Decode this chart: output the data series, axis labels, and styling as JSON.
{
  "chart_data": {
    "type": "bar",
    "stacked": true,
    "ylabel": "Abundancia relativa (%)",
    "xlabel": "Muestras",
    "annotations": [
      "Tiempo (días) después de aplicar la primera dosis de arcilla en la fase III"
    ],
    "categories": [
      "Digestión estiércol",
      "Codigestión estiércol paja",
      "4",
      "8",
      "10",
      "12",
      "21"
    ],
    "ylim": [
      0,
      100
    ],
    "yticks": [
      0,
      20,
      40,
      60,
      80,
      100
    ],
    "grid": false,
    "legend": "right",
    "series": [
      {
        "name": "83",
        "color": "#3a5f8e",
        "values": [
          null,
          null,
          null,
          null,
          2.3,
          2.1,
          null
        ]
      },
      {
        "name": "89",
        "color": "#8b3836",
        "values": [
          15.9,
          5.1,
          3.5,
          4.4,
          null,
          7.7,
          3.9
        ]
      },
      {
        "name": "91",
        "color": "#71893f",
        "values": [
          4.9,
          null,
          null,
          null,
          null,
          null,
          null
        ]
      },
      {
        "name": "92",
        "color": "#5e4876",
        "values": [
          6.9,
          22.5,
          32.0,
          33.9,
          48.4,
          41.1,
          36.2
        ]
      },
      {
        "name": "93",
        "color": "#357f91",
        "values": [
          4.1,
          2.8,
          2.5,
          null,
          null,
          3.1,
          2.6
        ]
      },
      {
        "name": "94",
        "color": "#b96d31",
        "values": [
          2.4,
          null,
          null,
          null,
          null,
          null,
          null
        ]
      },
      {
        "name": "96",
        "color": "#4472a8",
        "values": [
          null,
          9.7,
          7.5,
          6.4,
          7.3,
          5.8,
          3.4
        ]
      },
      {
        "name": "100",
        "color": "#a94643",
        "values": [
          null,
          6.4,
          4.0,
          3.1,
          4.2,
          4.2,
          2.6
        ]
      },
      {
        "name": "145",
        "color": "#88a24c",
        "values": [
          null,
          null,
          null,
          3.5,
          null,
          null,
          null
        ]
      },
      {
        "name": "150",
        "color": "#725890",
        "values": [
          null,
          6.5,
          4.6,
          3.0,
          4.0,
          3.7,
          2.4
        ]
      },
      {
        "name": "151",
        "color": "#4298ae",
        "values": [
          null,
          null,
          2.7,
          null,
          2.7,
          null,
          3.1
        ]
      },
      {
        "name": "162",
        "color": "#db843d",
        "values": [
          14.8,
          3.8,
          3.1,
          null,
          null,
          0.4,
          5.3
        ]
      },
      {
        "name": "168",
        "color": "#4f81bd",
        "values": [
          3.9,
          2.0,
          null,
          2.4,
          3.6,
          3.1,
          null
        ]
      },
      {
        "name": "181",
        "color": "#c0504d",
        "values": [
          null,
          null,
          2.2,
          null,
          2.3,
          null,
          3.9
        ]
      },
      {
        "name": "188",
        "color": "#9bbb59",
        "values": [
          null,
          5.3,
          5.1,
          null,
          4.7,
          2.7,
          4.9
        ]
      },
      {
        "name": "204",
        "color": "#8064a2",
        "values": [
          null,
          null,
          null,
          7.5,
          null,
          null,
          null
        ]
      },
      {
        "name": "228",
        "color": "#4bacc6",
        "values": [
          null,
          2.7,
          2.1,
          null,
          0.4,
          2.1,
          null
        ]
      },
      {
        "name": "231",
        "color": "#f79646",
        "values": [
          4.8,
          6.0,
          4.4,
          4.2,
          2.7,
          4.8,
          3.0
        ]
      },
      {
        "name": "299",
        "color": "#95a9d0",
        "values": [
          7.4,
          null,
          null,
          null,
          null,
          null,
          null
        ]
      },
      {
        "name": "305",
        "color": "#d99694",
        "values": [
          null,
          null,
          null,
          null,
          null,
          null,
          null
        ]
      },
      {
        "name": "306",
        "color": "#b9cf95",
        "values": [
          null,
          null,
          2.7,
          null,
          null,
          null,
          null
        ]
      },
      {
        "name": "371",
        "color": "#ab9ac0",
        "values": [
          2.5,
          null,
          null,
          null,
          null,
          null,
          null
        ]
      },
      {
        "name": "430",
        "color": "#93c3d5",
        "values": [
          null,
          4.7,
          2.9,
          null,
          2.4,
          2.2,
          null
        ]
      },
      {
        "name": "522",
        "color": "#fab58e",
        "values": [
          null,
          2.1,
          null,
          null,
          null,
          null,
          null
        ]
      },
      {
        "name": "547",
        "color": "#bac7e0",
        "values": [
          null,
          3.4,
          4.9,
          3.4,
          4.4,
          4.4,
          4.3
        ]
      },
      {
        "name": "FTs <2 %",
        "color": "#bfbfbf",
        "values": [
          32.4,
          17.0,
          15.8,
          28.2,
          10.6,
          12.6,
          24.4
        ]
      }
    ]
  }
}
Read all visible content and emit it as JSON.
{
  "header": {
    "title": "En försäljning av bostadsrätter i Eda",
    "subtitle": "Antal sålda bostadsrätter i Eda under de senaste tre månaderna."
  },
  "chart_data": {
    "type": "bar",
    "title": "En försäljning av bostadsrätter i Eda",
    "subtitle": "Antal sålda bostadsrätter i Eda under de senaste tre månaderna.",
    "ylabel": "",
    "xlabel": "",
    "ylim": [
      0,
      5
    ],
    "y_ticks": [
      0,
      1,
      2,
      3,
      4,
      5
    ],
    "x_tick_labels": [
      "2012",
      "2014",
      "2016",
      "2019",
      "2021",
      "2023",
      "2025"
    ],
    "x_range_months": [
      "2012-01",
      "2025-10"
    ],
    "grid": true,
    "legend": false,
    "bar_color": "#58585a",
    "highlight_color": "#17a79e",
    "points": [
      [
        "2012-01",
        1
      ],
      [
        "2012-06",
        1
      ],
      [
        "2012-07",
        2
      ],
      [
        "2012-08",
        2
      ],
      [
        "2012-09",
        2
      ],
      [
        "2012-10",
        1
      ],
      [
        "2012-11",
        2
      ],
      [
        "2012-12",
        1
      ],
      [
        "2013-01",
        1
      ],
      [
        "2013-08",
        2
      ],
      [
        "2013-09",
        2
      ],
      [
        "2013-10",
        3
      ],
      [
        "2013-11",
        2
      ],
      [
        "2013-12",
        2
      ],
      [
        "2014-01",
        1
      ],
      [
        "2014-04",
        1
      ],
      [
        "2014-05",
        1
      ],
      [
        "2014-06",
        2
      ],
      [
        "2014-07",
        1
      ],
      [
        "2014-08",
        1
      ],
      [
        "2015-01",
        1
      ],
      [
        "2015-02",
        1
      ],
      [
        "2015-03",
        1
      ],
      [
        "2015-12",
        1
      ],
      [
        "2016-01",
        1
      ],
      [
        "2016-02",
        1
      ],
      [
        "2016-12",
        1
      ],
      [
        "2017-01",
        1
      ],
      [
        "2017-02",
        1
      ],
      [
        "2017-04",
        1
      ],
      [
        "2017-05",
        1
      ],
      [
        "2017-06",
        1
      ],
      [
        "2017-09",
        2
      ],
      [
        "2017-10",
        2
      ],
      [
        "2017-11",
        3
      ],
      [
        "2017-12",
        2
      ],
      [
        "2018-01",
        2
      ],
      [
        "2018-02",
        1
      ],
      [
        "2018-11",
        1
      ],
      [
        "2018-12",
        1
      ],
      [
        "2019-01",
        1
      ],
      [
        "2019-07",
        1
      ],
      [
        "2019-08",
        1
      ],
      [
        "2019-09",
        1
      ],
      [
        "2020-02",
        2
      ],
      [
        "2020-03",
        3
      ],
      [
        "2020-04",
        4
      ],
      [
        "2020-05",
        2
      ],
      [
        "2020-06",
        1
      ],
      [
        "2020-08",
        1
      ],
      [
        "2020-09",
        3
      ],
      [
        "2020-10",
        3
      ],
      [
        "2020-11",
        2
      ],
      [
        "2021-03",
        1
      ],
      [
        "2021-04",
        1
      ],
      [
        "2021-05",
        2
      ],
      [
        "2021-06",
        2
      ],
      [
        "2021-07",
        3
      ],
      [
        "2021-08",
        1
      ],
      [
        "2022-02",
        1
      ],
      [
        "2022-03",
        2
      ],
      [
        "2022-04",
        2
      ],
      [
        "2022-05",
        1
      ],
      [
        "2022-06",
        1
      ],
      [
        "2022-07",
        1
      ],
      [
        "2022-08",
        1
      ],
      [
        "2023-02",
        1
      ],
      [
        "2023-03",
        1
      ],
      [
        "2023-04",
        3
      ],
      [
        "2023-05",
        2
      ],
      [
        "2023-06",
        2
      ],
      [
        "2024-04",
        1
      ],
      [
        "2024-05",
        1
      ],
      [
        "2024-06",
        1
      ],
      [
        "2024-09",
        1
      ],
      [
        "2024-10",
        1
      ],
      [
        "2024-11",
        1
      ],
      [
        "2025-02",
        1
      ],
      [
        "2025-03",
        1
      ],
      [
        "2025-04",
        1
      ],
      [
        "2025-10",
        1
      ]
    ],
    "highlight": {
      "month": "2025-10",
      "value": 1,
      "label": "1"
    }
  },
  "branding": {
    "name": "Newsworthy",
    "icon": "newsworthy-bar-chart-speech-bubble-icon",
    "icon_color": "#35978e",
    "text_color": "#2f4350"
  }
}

Given request
Identify which lines contain the word "JSON" and copy each one.

The answer
Decode this chart: output the data series, axis labels, and styling as JSON.
Read all visible content and emit it as JSON.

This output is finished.